Repeat every record below exactly as it appears.

▶ **Supplied records**:
━━━━━━━━━━━━━━━━━━━━━━━━━━━━━━
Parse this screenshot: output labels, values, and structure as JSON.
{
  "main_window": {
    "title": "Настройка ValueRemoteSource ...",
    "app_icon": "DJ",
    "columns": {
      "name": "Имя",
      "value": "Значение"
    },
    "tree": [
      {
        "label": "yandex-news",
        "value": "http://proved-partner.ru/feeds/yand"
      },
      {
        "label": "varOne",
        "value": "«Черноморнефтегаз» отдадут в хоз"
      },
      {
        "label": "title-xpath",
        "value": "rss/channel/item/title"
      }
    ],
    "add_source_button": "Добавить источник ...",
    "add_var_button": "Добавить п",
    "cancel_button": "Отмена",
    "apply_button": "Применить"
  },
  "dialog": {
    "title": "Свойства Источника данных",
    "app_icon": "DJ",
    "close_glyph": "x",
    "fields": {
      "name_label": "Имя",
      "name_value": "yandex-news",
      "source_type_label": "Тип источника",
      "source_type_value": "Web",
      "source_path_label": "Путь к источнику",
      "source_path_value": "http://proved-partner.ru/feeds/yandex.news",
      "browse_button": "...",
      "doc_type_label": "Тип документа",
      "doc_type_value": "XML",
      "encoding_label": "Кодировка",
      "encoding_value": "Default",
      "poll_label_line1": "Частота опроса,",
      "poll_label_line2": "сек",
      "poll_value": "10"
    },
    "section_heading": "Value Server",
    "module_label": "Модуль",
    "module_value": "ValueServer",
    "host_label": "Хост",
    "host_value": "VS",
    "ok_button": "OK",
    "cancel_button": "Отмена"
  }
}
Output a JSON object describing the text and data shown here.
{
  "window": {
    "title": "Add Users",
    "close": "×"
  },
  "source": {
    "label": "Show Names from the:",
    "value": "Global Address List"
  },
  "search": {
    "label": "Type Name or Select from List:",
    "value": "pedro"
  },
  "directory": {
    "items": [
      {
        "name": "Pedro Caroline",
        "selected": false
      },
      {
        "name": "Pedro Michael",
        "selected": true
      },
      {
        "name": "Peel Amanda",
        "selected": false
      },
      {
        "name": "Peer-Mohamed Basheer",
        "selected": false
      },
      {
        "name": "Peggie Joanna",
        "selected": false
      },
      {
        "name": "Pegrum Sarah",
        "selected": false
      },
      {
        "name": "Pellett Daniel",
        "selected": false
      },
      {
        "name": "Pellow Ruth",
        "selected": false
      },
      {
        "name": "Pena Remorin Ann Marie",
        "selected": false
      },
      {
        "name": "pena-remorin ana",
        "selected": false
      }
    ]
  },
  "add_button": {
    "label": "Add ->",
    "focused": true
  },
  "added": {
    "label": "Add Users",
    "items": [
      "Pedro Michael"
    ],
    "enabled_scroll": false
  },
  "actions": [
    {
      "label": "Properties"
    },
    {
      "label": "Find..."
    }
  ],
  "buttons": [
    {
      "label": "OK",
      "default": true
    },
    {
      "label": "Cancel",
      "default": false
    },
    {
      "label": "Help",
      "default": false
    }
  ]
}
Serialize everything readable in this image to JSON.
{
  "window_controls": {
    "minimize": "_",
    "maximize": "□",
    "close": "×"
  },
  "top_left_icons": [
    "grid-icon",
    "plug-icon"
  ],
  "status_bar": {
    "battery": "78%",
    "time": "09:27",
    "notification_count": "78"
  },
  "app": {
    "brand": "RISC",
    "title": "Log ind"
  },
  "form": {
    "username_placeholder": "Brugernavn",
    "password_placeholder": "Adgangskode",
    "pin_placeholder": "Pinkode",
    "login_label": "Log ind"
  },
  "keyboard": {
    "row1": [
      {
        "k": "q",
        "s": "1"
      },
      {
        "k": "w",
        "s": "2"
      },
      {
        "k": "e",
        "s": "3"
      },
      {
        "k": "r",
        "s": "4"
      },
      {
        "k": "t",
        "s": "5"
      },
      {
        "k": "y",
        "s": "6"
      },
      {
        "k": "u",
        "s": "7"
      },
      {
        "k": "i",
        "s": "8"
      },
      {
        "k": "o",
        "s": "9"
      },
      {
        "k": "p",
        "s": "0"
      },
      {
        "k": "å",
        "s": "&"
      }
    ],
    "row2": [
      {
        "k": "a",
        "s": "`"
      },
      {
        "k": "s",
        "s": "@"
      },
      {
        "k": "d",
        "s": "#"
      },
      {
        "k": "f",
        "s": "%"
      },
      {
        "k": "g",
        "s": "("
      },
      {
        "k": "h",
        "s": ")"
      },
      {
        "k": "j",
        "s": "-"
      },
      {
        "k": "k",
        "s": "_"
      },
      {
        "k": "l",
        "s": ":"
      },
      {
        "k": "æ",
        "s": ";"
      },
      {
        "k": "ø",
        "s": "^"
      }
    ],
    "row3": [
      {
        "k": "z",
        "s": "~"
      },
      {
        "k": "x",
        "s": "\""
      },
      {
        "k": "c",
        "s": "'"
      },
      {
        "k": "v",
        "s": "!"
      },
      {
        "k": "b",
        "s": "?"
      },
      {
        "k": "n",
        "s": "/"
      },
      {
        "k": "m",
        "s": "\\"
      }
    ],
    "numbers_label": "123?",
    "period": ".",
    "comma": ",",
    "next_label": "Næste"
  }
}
━━━━━━━━━━━━━━━━━━━━━━━━━━━━━━
▶ **Answer to the task**:
Parse this screenshot: output labels, values, and structure as JSON.
{
  "main_window": {
    "title": "Настройка ValueRemoteSource ...",
    "app_icon": "DJ",
    "columns": {
      "name": "Имя",
      "value": "Значение"
    },
    "tree": [
      {
        "label": "yandex-news",
        "value": "http://proved-partner.ru/feeds/yand"
      },
      {
        "label": "varOne",
        "value": "«Черноморнефтегаз» отдадут в хоз"
      },
      {
        "label": "title-xpath",
        "value": "rss/channel/item/title"
      }
    ],
    "add_source_button": "Добавить источник ...",
    "add_var_button": "Добавить п",
    "cancel_button": "Отмена",
    "apply_button": "Применить"
  },
  "dialog": {
    "title": "Свойства Источника данных",
    "app_icon": "DJ",
    "close_glyph": "x",
    "fields": {
      "name_label": "Имя",
      "name_value": "yandex-news",
      "source_type_label": "Тип источника",
      "source_type_value": "Web",
      "source_path_label": "Путь к источнику",
      "source_path_value": "http://proved-partner.ru/feeds/yandex.news",
      "browse_button": "...",
      "doc_type_label": "Тип документа",
      "doc_type_value": "XML",
      "encoding_label": "Кодировка",
      "encoding_value": "Default",
      "poll_label_line1": "Частота опроса,",
      "poll_label_line2": "сек",
      "poll_value": "10"
    },
    "section_heading": "Value Server",
    "module_label": "Модуль",
    "module_value": "ValueServer",
    "host_label": "Хост",
    "host_value": "VS",
    "ok_button": "OK",
    "cancel_button": "Отмена"
  }
}
Output a JSON object describing the text and data shown here.
{
  "window": {
    "title": "Add Users",
    "close": "×"
  },
  "source": {
    "label": "Show Names from the:",
    "value": "Global Address List"
  },
  "search": {
    "label": "Type Name or Select from List:",
    "value": "pedro"
  },
  "directory": {
    "items": [
      {
        "name": "Pedro Caroline",
        "selected": false
      },
      {
        "name": "Pedro Michael",
        "selected": true
      },
      {
        "name": "Peel Amanda",
        "selected": false
      },
      {
        "name": "Peer-Mohamed Basheer",
        "selected": false
      },
      {
        "name": "Peggie Joanna",
        "selected": false
      },
      {
        "name": "Pegrum Sarah",
        "selected": false
      },
      {
        "name": "Pellett Daniel",
        "selected": false
      },
      {
        "name": "Pellow Ruth",
        "selected": false
      },
      {
        "name": "Pena Remorin Ann Marie",
        "selected": false
      },
      {
        "name": "pena-remorin ana",
        "selected": false
      }
    ]
  },
  "add_button": {
    "label": "Add ->",
    "focused": true
  },
  "added": {
    "label": "Add Users",
    "items": [
      "Pedro Michael"
    ],
    "enabled_scroll": false
  },
  "actions": [
    {
      "label": "Properties"
    },
    {
      "label": "Find..."
    }
  ],
  "buttons": [
    {
      "label": "OK",
      "default": true
    },
    {
      "label": "Cancel",
      "default": false
    },
    {
      "label": "Help",
      "default": false
    }
  ]
}
Serialize everything readable in this image to JSON.
{
  "window_controls": {
    "minimize": "_",
    "maximize": "□",
    "close": "×"
  },
  "top_left_icons": [
    "grid-icon",
    "plug-icon"
  ],
  "status_bar": {
    "battery": "78%",
    "time": "09:27",
    "notification_count": "78"
  },
  "app": {
    "brand": "RISC",
    "title": "Log ind"
  },
  "form": {
    "username_placeholder": "Brugernavn",
    "password_placeholder": "Adgangskode",
    "pin_placeholder": "Pinkode",
    "login_label": "Log ind"
  },
  "keyboard": {
    "row1": [
      {
        "k": "q",
        "s": "1"
      },
      {
        "k": "w",
        "s": "2"
      },
      {
        "k": "e",
        "s": "3"
      },
      {
        "k": "r",
        "s": "4"
      },
      {
        "k": "t",
        "s": "5"
      },
      {
        "k": "y",
        "s": "6"
      },
      {
        "k": "u",
        "s": "7"
      },
      {
        "k": "i",
        "s": "8"
      },
      {
        "k": "o",
        "s": "9"
      },
      {
        "k": "p",
        "s": "0"
      },
      {
        "k": "å",
        "s": "&"
      }
    ],
    "row2": [
      {
        "k": "a",
        "s": "`"
      },
      {
        "k": "s",
        "s": "@"
      },
      {
        "k": "d",
        "s": "#"
      },
      {
        "k": "f",
        "s": "%"
      },
      {
        "k": "g",
        "s": "("
      },
      {
        "k": "h",
        "s": ")"
      },
      {
        "k": "j",
        "s": "-"
      },
      {
        "k": "k",
        "s": "_"
      },
      {
        "k": "l",
        "s": ":"
      },
      {
        "k": "æ",
        "s": ";"
      },
      {
        "k": "ø",
        "s": "^"
      }
    ],
    "row3": [
      {
        "k": "z",
        "s": "~"
      },
      {
        "k": "x",
        "s": "\""
      },
      {
        "k": "c",
        "s": "'"
      },
      {
        "k": "v",
        "s": "!"
      },
      {
        "k": "b",
        "s": "?"
      },
      {
        "k": "n",
        "s": "/"
      },
      {
        "k": "m",
        "s": "\\"
      }
    ],
    "numbers_label": "123?",
    "period": ".",
    "comma": ",",
    "next_label": "Næste"
  }
}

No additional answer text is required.